*Raw data:*
..........
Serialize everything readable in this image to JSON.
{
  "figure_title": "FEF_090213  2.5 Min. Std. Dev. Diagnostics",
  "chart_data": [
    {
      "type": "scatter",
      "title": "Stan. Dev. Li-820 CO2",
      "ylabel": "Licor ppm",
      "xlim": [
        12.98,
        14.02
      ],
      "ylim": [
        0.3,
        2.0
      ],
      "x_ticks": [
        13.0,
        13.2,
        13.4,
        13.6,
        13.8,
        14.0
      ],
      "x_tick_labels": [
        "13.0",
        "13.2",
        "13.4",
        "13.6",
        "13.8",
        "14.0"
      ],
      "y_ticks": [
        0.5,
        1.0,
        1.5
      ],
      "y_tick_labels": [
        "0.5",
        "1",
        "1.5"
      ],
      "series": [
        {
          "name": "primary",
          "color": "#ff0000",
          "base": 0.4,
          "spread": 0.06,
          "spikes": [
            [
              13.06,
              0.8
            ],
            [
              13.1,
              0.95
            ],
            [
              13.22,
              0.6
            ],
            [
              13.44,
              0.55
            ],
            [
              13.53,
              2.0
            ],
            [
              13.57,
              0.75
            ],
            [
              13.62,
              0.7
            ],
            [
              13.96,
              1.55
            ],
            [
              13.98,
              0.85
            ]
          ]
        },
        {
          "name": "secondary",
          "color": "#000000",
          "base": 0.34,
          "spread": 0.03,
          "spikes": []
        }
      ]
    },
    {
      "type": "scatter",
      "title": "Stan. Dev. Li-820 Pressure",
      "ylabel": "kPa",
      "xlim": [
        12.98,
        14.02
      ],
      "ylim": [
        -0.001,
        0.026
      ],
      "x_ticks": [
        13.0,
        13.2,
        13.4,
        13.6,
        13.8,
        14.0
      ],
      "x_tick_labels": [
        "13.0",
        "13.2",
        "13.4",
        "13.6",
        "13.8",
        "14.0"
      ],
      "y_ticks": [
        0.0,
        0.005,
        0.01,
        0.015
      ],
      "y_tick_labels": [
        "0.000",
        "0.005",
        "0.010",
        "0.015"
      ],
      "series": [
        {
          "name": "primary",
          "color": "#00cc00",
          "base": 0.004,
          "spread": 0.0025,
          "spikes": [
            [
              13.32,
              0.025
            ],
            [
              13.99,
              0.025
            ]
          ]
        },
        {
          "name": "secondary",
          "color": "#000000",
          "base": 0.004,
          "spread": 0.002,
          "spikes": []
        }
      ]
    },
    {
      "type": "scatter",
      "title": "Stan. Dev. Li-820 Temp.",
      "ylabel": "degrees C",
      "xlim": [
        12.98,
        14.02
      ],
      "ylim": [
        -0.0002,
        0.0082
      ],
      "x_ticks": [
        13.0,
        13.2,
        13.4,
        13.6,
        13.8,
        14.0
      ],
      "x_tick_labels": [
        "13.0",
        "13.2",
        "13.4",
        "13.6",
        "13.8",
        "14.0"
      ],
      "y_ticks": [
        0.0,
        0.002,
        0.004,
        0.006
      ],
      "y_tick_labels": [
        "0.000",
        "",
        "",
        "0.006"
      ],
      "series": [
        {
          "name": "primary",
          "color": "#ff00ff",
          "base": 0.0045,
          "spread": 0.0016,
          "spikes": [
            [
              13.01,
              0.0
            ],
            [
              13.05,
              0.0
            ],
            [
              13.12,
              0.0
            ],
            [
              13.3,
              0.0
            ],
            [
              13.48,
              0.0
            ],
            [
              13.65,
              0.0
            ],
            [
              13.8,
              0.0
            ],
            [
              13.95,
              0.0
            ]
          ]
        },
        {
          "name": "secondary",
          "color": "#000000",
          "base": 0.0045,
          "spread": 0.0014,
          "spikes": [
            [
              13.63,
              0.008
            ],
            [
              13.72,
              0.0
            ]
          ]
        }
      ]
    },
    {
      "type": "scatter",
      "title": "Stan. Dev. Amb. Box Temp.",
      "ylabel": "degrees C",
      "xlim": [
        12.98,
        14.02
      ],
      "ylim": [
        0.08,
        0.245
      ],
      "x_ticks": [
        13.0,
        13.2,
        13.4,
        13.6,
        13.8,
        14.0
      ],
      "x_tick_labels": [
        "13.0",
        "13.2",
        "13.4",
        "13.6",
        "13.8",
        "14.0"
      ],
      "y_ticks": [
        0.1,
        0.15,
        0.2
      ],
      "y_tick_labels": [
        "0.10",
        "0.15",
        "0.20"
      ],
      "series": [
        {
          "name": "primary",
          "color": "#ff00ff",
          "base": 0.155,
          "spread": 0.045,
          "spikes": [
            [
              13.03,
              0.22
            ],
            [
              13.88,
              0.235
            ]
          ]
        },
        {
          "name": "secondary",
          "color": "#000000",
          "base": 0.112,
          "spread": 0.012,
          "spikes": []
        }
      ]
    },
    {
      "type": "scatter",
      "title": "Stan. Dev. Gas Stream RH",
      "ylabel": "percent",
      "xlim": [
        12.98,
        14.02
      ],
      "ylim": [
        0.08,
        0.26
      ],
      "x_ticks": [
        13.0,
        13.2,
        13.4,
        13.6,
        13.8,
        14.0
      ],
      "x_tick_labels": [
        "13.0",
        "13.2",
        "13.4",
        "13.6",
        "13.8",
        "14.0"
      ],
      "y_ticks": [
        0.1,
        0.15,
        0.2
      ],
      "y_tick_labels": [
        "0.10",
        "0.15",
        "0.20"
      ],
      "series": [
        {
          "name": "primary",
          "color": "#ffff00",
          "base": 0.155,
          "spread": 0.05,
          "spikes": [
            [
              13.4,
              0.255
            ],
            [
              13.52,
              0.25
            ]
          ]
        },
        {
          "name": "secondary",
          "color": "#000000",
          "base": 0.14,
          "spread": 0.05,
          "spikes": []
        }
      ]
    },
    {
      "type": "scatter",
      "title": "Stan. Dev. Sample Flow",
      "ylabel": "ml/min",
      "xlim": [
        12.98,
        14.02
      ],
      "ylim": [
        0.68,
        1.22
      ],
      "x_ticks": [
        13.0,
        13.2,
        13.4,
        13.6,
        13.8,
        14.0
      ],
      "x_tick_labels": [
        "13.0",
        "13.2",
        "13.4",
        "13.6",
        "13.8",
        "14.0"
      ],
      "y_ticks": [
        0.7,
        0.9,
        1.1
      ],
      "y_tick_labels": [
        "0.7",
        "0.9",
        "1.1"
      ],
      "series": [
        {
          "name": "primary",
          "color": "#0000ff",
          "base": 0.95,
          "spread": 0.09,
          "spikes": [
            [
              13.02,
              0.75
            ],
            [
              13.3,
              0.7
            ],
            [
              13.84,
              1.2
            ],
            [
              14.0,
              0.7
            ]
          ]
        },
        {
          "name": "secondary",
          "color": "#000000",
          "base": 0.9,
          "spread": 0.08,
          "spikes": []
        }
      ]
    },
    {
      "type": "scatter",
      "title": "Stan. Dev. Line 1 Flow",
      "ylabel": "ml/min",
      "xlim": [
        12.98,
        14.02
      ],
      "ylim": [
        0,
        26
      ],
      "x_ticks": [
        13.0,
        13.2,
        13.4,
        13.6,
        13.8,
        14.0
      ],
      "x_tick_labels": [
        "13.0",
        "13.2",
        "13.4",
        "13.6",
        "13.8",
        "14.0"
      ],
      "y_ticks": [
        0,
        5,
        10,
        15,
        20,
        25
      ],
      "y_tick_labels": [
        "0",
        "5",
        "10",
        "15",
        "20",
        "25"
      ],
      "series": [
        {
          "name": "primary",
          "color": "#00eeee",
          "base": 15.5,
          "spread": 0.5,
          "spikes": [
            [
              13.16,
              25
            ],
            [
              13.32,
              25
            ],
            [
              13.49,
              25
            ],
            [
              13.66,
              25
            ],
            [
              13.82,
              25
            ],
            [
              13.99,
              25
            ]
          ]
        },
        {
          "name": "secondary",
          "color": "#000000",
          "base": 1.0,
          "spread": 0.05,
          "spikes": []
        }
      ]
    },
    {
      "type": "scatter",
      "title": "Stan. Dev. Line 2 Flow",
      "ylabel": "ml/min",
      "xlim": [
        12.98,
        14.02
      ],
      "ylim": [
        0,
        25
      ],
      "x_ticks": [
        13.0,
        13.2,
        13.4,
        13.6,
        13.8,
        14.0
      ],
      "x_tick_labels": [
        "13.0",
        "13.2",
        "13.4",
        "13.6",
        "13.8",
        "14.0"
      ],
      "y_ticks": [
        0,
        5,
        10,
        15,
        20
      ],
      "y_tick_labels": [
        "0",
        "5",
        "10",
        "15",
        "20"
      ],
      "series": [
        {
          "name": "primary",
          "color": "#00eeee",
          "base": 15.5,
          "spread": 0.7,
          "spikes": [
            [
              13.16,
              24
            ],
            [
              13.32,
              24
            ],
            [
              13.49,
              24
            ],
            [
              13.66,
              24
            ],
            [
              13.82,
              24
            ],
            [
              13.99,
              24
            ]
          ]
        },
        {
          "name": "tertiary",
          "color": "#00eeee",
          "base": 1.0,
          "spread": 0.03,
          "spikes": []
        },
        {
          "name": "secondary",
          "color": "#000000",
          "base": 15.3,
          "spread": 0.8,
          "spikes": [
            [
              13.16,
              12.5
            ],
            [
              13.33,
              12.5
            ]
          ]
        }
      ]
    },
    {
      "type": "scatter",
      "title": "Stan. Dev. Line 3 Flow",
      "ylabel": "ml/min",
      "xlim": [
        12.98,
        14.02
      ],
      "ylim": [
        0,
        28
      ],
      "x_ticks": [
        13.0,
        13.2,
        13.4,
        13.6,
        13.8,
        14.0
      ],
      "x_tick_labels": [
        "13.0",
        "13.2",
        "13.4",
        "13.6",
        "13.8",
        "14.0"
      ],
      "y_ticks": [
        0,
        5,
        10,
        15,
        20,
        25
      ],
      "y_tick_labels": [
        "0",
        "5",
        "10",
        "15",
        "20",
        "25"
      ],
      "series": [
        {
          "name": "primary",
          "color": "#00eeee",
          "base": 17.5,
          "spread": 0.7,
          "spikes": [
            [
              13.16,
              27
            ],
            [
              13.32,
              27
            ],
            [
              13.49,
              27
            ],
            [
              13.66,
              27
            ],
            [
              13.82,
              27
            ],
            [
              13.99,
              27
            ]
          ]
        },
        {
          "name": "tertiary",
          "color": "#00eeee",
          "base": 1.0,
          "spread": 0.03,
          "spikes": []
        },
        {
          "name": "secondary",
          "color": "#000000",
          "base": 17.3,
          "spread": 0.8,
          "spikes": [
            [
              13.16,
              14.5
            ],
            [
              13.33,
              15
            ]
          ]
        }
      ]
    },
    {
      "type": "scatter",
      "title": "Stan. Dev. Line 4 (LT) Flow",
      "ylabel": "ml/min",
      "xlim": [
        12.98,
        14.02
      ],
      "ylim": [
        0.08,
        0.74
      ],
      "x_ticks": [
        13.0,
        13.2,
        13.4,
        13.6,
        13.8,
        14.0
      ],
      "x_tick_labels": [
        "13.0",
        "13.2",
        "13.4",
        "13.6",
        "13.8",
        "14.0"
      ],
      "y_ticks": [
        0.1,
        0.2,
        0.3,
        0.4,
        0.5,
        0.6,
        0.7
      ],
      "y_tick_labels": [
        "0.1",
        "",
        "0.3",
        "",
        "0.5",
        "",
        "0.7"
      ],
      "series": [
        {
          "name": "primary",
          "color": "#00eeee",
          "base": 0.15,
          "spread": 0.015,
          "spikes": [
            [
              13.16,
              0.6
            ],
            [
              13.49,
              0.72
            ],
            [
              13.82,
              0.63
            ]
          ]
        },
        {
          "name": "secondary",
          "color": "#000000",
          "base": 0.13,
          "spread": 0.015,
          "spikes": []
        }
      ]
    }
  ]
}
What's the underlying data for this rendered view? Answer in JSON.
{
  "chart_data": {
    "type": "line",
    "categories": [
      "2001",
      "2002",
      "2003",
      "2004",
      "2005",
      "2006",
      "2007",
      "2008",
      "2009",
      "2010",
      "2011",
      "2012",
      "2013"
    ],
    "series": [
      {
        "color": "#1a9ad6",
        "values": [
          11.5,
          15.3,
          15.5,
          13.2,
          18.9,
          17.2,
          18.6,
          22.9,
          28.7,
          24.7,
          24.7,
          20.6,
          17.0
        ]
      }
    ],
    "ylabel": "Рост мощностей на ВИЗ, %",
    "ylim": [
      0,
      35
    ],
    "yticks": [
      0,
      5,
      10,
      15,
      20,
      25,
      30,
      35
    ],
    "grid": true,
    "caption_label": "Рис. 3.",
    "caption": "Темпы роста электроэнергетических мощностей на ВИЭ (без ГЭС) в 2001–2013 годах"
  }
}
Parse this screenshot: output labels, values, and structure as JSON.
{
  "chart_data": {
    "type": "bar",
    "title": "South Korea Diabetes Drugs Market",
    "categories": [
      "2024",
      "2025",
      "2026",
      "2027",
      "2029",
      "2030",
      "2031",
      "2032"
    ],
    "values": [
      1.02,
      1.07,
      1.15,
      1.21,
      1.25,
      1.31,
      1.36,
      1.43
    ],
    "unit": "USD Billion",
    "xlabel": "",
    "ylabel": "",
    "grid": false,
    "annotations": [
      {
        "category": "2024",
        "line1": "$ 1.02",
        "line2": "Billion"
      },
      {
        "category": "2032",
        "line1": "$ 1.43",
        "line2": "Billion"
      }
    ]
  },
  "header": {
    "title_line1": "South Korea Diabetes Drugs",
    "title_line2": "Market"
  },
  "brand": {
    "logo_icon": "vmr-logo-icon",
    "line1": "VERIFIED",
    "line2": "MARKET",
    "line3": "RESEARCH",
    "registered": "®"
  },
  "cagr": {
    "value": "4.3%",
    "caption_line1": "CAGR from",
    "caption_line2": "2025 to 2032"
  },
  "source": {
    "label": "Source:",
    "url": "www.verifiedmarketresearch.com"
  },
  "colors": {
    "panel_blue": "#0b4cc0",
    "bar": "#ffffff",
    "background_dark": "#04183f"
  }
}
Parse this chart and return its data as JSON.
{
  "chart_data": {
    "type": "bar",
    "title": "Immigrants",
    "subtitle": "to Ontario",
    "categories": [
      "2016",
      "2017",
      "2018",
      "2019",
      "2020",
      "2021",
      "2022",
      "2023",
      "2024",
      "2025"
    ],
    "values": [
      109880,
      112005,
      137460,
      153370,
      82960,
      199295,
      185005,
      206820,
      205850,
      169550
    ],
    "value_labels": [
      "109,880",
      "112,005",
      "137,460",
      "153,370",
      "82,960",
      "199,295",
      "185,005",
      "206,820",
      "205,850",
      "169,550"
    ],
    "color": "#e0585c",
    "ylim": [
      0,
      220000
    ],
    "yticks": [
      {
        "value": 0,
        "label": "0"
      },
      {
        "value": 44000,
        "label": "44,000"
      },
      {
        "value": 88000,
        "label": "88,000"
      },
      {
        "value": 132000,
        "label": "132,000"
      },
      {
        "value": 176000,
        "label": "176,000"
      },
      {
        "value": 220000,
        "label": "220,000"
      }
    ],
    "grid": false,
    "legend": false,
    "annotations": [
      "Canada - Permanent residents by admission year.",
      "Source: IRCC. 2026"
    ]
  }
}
..........
*Problem to solve:* Work through the listing above and report how many lines include the string "Parse", with no other text.

*Reply:* 2